** Begin **

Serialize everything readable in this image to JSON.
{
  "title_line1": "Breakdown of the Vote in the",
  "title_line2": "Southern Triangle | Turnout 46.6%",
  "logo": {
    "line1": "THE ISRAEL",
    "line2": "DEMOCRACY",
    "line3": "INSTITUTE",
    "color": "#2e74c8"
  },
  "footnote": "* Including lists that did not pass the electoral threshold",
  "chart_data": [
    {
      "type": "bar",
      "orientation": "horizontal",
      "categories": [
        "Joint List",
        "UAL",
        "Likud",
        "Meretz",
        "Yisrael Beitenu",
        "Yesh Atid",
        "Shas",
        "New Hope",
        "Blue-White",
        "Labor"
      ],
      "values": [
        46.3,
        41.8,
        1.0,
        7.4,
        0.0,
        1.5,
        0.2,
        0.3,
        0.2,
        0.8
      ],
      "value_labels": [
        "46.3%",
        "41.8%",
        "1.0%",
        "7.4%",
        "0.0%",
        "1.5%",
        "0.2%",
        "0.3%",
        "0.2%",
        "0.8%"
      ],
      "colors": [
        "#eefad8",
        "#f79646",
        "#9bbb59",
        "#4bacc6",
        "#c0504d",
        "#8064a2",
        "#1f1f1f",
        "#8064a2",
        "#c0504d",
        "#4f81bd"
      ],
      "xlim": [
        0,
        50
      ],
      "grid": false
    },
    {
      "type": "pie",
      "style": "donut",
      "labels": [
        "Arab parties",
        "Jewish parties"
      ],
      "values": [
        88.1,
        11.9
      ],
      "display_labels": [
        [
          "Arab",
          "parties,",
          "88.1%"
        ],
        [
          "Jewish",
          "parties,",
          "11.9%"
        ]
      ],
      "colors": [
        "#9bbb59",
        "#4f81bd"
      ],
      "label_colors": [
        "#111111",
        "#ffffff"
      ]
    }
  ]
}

** End **

Short problem:
Reproduce the entries above in full by retyping them exactly.

The answer:
Serialize everything readable in this image to JSON.
{
  "title_line1": "Breakdown of the Vote in the",
  "title_line2": "Southern Triangle | Turnout 46.6%",
  "logo": {
    "line1": "THE ISRAEL",
    "line2": "DEMOCRACY",
    "line3": "INSTITUTE",
    "color": "#2e74c8"
  },
  "footnote": "* Including lists that did not pass the electoral threshold",
  "chart_data": [
    {
      "type": "bar",
      "orientation": "horizontal",
      "categories": [
        "Joint List",
        "UAL",
        "Likud",
        "Meretz",
        "Yisrael Beitenu",
        "Yesh Atid",
        "Shas",
        "New Hope",
        "Blue-White",
        "Labor"
      ],
      "values": [
        46.3,
        41.8,
        1.0,
        7.4,
        0.0,
        1.5,
        0.2,
        0.3,
        0.2,
        0.8
      ],
      "value_labels": [
        "46.3%",
        "41.8%",
        "1.0%",
        "7.4%",
        "0.0%",
        "1.5%",
        "0.2%",
        "0.3%",
        "0.2%",
        "0.8%"
      ],
      "colors": [
        "#eefad8",
        "#f79646",
        "#9bbb59",
        "#4bacc6",
        "#c0504d",
        "#8064a2",
        "#1f1f1f",
        "#8064a2",
        "#c0504d",
        "#4f81bd"
      ],
      "xlim": [
        0,
        50
      ],
      "grid": false
    },
    {
      "type": "pie",
      "style": "donut",
      "labels": [
        "Arab parties",
        "Jewish parties"
      ],
      "values": [
        88.1,
        11.9
      ],
      "display_labels": [
        [
          "Arab",
          "parties,",
          "88.1%"
        ],
        [
          "Jewish",
          "parties,",
          "11.9%"
        ]
      ],
      "colors": [
        "#9bbb59",
        "#4f81bd"
      ],
      "label_colors": [
        "#111111",
        "#ffffff"
      ]
    }
  ]
}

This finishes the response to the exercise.